[Data entries]
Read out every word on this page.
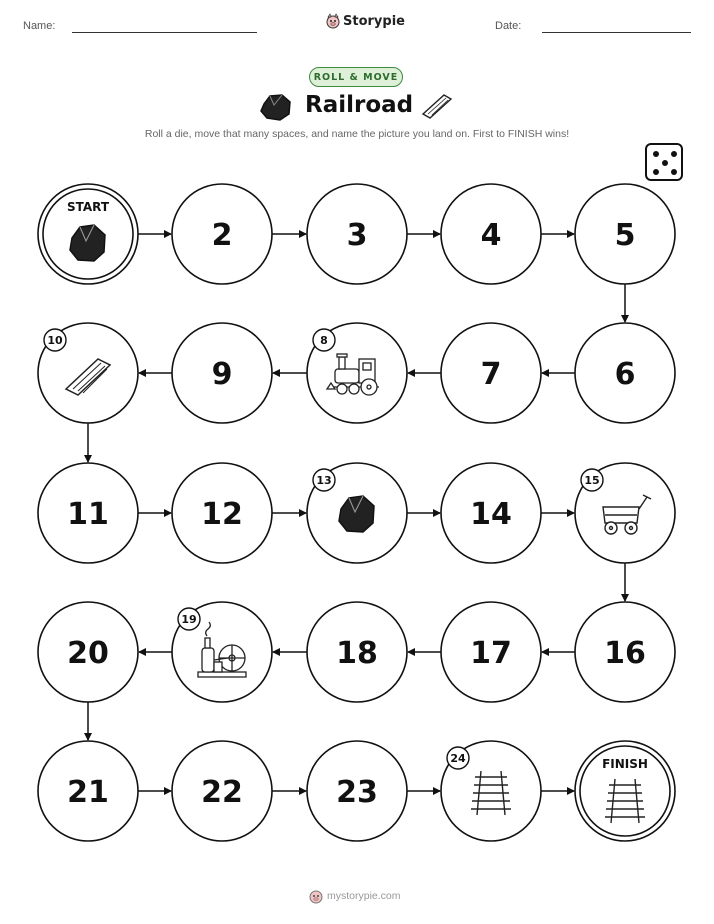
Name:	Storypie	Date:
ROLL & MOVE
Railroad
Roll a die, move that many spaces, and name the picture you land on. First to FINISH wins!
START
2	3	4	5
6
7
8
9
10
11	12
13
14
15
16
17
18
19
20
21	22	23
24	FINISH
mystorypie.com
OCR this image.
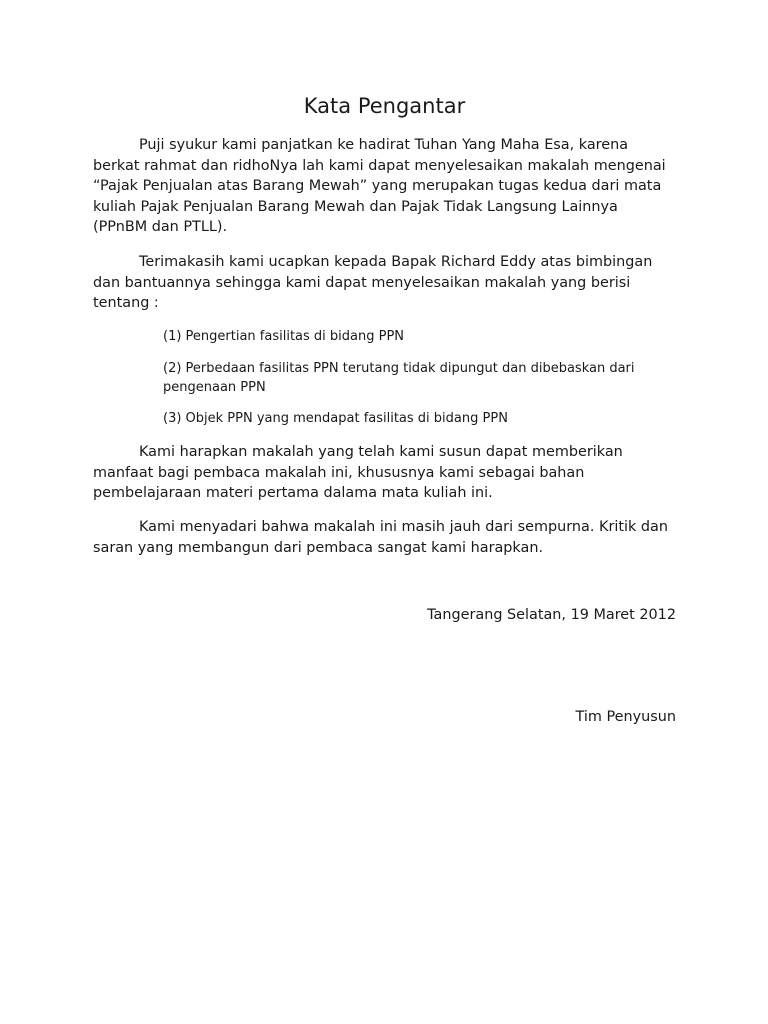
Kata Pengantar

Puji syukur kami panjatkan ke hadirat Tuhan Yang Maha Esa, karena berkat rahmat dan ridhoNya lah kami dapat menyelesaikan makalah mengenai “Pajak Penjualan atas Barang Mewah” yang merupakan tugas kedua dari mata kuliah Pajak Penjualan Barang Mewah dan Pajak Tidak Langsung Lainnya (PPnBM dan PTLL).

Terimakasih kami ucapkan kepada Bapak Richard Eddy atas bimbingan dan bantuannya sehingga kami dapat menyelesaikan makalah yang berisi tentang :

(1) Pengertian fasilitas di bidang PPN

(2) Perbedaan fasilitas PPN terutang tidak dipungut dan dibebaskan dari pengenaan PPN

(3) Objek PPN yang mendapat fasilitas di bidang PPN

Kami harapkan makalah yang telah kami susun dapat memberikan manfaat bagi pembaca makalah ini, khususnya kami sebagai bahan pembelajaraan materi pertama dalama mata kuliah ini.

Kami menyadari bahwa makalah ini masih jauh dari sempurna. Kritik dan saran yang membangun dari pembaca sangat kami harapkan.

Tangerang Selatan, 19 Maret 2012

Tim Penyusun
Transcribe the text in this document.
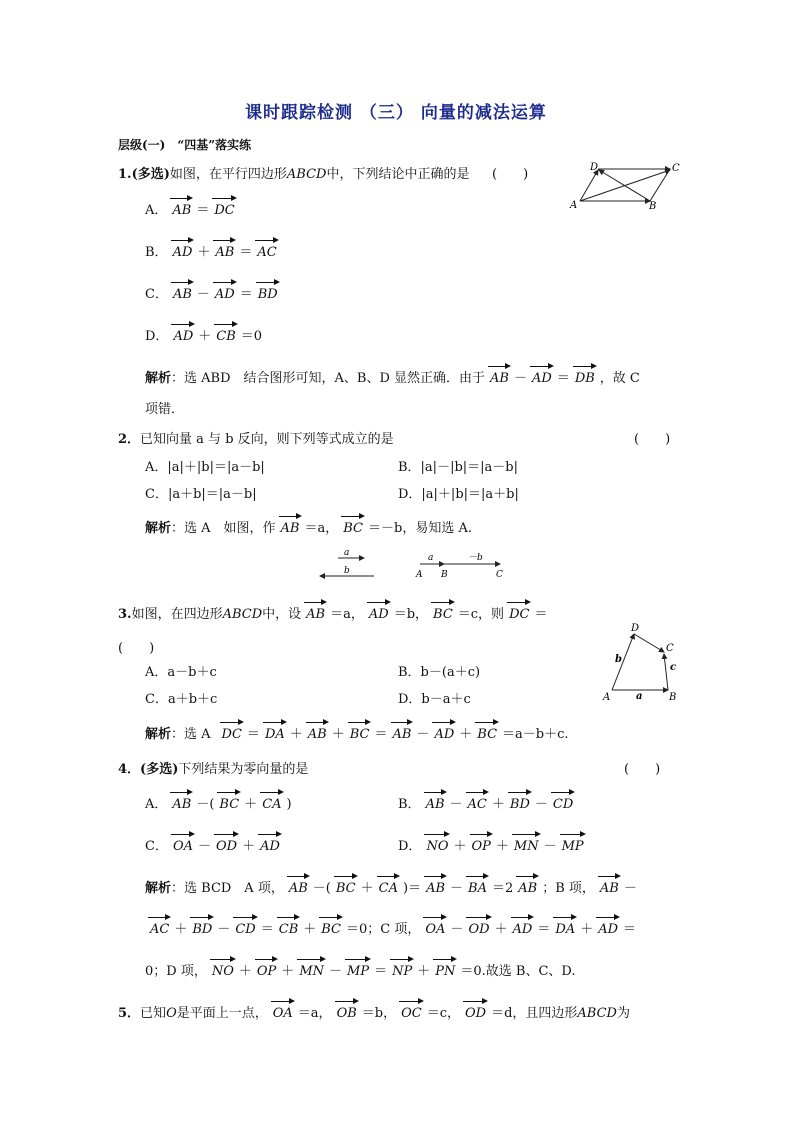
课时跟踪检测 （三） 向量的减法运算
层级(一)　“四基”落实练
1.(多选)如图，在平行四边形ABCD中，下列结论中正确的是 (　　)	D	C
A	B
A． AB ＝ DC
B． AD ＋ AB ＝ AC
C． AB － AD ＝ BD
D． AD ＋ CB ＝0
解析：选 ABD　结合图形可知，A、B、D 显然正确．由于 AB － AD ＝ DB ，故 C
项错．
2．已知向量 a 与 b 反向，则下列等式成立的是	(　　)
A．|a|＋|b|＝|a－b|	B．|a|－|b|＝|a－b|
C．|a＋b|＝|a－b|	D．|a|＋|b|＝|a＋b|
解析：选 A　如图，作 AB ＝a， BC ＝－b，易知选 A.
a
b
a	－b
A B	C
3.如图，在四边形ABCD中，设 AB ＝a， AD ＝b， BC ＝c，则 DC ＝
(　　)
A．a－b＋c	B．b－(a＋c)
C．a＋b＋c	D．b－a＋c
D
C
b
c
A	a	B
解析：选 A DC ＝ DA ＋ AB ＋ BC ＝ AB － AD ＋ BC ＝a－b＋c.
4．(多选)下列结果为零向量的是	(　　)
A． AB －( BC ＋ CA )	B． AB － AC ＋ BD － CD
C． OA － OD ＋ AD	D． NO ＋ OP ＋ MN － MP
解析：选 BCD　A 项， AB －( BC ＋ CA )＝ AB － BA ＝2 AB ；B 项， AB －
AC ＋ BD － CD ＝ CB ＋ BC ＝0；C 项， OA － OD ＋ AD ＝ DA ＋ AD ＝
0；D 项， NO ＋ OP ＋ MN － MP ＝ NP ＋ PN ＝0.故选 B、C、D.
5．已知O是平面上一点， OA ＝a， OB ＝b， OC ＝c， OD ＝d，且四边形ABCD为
--
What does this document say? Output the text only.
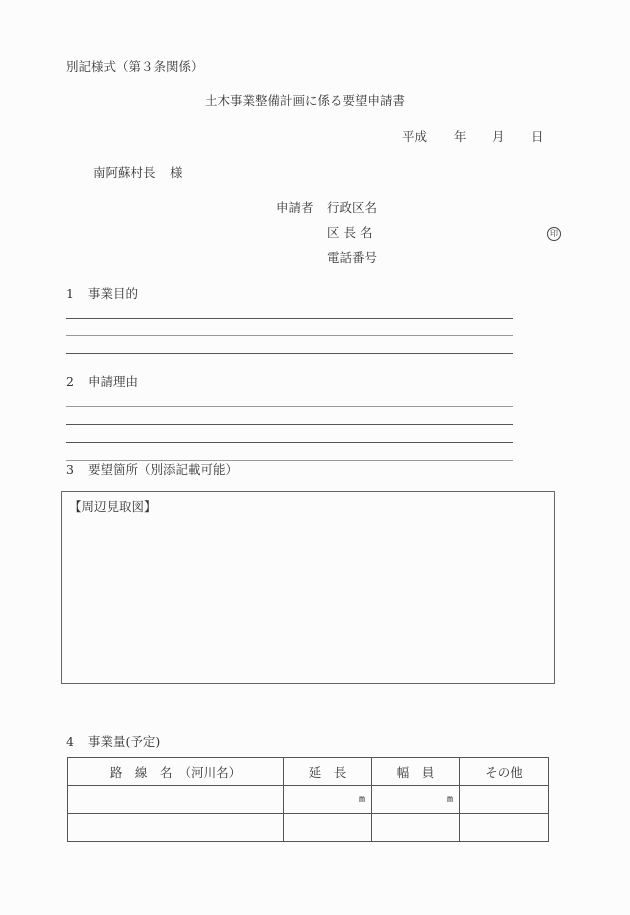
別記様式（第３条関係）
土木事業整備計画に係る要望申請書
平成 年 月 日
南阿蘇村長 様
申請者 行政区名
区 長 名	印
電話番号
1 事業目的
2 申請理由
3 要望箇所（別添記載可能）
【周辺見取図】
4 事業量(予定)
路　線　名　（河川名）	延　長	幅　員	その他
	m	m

What the task asks => Collect every line from the records above that contains the word "text".

Exercise response =>
Transcribe the text in this document.
What does this document say? Output the text only.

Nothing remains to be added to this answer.